===== Records supplied =====

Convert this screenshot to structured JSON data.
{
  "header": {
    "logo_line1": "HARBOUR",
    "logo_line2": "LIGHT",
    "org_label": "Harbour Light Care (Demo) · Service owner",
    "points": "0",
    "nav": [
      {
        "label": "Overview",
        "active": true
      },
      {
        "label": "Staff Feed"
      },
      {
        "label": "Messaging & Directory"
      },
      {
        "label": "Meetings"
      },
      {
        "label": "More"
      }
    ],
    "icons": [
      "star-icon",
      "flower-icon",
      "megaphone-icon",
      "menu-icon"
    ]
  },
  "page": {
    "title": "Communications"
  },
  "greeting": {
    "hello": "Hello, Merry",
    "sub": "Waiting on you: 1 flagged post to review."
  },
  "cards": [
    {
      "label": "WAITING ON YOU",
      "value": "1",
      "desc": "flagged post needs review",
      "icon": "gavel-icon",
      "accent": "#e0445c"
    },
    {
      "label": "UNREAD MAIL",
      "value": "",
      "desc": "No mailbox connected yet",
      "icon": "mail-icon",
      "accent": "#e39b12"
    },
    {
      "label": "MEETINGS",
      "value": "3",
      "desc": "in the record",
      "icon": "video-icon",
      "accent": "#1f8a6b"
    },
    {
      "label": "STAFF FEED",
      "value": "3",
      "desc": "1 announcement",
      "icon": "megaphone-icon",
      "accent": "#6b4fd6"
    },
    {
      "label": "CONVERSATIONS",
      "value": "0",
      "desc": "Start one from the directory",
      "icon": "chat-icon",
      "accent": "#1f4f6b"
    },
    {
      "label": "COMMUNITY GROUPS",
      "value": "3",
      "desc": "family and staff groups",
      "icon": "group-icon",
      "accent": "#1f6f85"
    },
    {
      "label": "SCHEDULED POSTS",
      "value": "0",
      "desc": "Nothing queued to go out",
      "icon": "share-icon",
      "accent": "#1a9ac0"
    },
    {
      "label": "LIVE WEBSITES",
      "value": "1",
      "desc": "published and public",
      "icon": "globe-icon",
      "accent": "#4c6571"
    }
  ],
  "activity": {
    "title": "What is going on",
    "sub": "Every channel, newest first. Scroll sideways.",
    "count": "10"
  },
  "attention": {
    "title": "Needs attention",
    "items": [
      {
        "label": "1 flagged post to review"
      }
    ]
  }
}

=====
===== Records supplied =====

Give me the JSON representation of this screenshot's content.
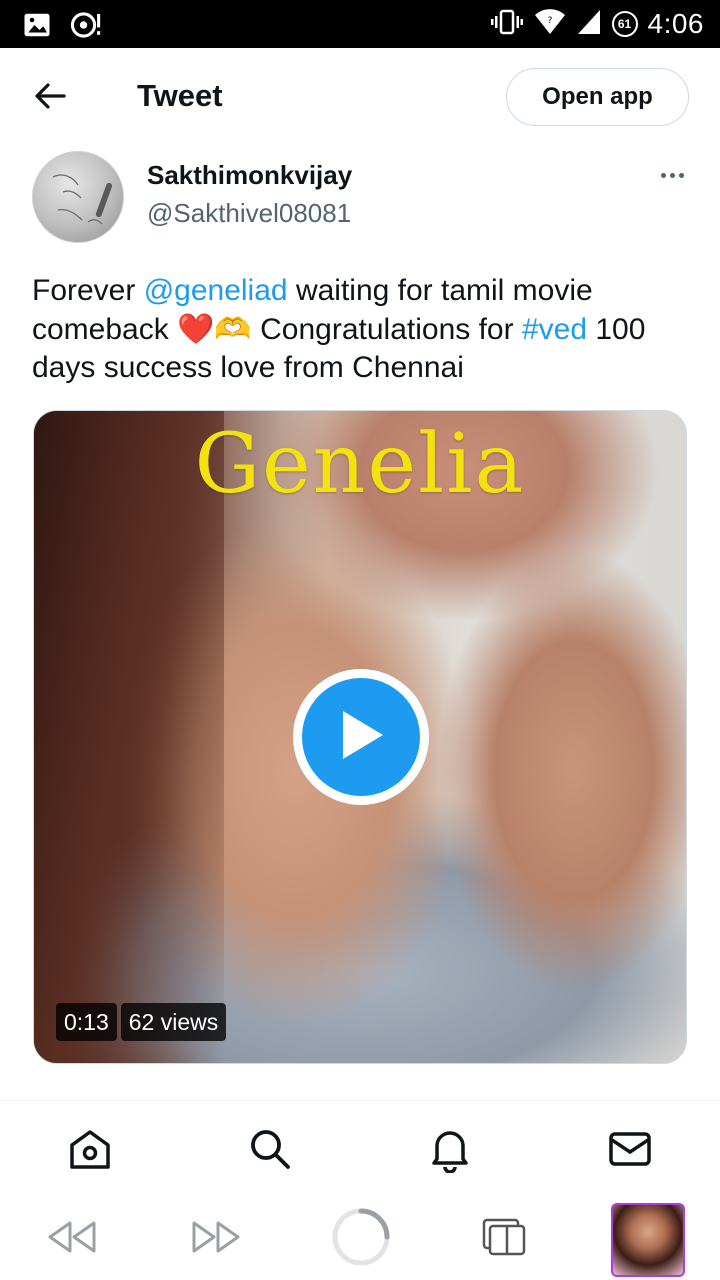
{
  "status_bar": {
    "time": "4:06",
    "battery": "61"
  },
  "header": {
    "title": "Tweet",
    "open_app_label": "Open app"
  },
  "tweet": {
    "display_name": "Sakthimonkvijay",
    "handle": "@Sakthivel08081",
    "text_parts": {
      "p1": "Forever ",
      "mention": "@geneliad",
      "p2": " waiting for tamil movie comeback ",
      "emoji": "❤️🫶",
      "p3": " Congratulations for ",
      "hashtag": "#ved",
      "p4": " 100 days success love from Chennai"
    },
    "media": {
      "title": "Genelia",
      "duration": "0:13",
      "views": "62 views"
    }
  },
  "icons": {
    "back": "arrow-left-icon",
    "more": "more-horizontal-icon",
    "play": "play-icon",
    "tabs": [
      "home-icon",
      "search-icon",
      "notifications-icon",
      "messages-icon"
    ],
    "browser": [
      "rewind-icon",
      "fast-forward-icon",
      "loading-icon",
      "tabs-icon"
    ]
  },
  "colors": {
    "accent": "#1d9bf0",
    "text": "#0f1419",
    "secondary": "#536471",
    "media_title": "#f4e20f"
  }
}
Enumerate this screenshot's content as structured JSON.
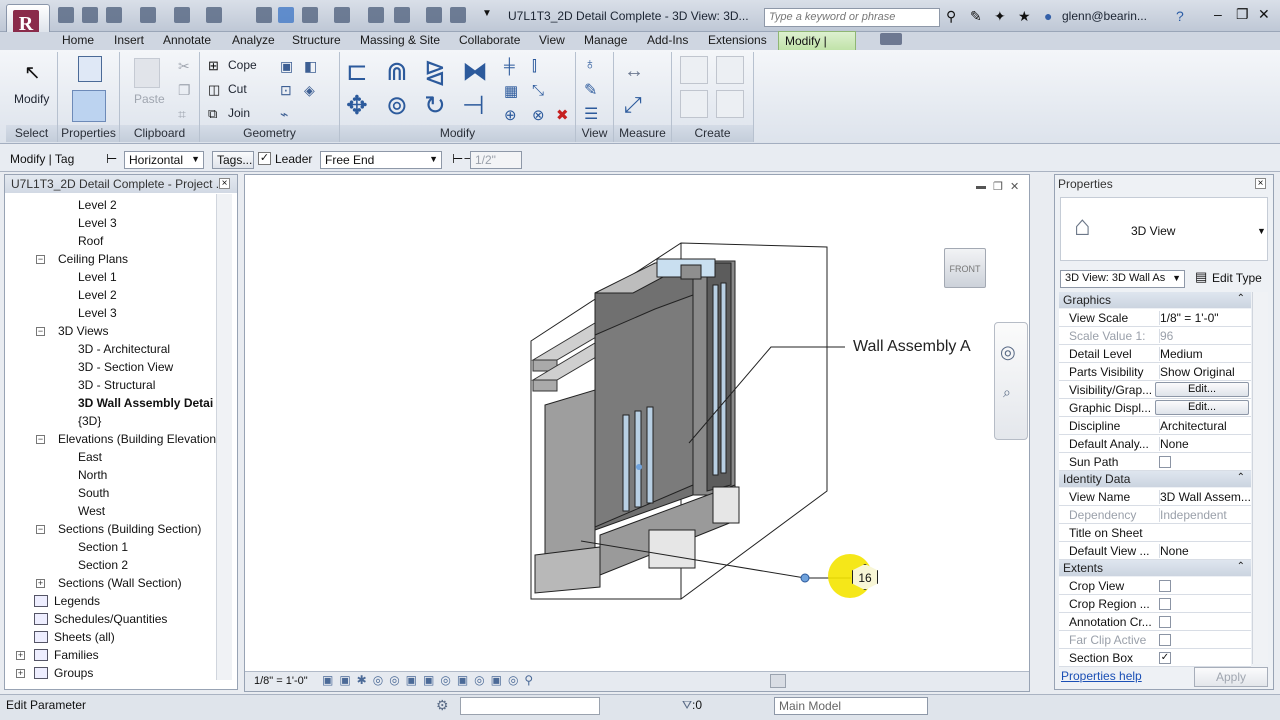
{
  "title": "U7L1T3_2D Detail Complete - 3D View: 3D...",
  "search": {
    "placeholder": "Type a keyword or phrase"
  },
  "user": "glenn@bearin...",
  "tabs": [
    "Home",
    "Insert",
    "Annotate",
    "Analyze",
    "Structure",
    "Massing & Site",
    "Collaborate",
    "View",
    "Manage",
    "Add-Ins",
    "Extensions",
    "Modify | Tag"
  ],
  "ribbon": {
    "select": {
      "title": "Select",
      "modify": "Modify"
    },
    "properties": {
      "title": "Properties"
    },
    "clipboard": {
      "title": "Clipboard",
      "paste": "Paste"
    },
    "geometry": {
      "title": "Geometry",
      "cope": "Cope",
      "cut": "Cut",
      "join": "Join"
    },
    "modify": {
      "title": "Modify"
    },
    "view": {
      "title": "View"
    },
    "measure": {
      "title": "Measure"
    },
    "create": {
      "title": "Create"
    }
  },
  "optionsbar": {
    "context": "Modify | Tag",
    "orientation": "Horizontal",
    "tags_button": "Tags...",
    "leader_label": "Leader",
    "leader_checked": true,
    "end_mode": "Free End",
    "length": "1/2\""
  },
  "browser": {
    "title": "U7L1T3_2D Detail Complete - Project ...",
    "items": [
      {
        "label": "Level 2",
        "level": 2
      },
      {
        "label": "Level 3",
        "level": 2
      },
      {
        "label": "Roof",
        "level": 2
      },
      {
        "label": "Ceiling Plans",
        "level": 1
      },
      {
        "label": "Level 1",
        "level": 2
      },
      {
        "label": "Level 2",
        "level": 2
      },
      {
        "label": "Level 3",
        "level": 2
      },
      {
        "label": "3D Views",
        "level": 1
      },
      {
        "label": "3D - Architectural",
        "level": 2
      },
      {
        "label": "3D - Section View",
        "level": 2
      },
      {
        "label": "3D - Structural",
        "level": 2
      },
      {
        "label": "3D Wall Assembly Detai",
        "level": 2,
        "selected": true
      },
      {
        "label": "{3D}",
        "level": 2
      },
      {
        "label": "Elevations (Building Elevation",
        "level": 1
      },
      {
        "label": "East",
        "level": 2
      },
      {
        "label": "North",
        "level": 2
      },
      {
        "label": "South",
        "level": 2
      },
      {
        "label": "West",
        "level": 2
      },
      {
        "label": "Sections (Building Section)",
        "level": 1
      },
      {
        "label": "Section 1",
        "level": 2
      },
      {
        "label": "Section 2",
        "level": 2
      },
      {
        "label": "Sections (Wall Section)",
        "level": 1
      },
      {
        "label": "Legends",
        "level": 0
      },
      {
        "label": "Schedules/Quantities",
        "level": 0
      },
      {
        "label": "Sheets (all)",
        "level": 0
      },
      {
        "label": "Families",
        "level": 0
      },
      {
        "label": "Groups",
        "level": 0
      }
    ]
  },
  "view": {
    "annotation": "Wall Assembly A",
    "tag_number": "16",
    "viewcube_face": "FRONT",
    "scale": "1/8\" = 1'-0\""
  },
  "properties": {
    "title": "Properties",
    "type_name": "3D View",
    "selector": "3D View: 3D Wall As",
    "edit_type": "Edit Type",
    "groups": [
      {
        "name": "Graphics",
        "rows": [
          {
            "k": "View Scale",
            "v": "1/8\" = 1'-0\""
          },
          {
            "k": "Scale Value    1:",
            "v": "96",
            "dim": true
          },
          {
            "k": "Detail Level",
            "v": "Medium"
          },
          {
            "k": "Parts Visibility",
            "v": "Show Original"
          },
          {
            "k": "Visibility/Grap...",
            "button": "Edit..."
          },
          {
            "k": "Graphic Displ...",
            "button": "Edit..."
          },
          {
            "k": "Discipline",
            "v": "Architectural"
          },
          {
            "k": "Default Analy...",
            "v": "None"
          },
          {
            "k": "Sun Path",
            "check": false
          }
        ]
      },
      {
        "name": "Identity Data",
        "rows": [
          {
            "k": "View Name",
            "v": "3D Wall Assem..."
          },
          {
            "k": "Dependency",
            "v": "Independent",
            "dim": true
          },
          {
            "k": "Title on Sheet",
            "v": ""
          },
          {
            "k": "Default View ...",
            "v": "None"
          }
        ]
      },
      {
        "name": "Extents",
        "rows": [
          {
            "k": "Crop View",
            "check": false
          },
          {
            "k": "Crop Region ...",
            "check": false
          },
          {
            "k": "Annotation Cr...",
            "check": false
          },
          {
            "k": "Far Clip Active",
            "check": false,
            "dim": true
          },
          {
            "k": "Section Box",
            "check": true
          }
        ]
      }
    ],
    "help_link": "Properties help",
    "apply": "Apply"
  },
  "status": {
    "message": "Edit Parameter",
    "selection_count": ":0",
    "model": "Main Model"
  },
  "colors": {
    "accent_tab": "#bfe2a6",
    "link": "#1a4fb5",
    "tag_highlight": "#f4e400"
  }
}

=====

Copy and report every line where the word "from" is present.

▸ **Solution for this task**
      "desc": "Start one from the directory",
      "p4": " 100 days success love from Chennai"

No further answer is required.